■ **INSTRUCTION**:
Identify, in the records below, every line where the string "overseas" appears, and copy each such line.

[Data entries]
==================================================

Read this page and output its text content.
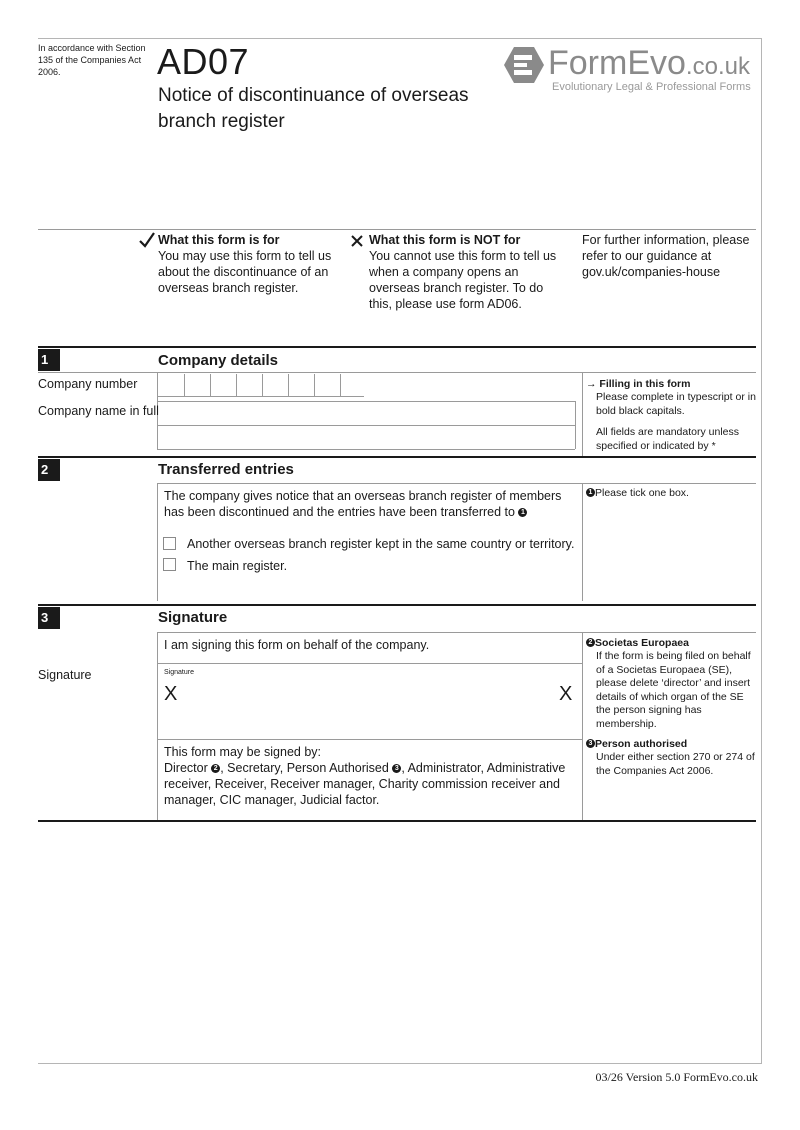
In accordance with Section 135 of the Companies Act 2006.	AD07
Notice of discontinuance of overseas branch register
FormEvo.co.uk
Evolutionary Legal & Professional Forms
What this form is for
You may use this form to tell us about the discontinuance of an overseas branch register.
What this form is NOT for
You cannot use this form to tell us when a company opens an overseas branch register. To do this, please use form AD06.
For further information, please refer to our guidance at gov.uk/companies-house
1	Company details
Company number
Company name in full
→ Filling in this form
Please complete in typescript or in bold black capitals.
All fields are mandatory unless specified or indicated by *
2	Transferred entries
The company gives notice that an overseas branch register of members has been discontinued and the entries have been transferred to 1
Another overseas branch register kept in the same country or territory.
The main register.
1 Please tick one box.
3	Signature
I am signing this form on behalf of the company.
Signature	Signature
X	X
This form may be signed by:
Director 2 , Secretary, Person Authorised 3 , Administrator, Administrative receiver, Receiver, Receiver manager, Charity commission receiver and manager, CIC manager, Judicial factor.
2 Societas Europaea
If the form is being filed on behalf of a Societas Europaea (SE), please delete ‘director’ and insert details of which organ of the SE the person signing has membership.
3 Person authorised
Under either section 270 or 274 of the Companies Act 2006.
03/26 Version 5.0 FormEvo.co.uk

==================================================

■ **EXERCISE OUTPUT**:
Notice of discontinuance of overseas branch register
You may use this form to tell us about the discontinuance of an overseas branch register.
You cannot use this form to tell us when a company opens an overseas branch register. To do this, please use form AD06.
The company gives notice that an overseas branch register of members has been discontinued and the entries have been transferred to 1
Another overseas branch register kept in the same country or territory.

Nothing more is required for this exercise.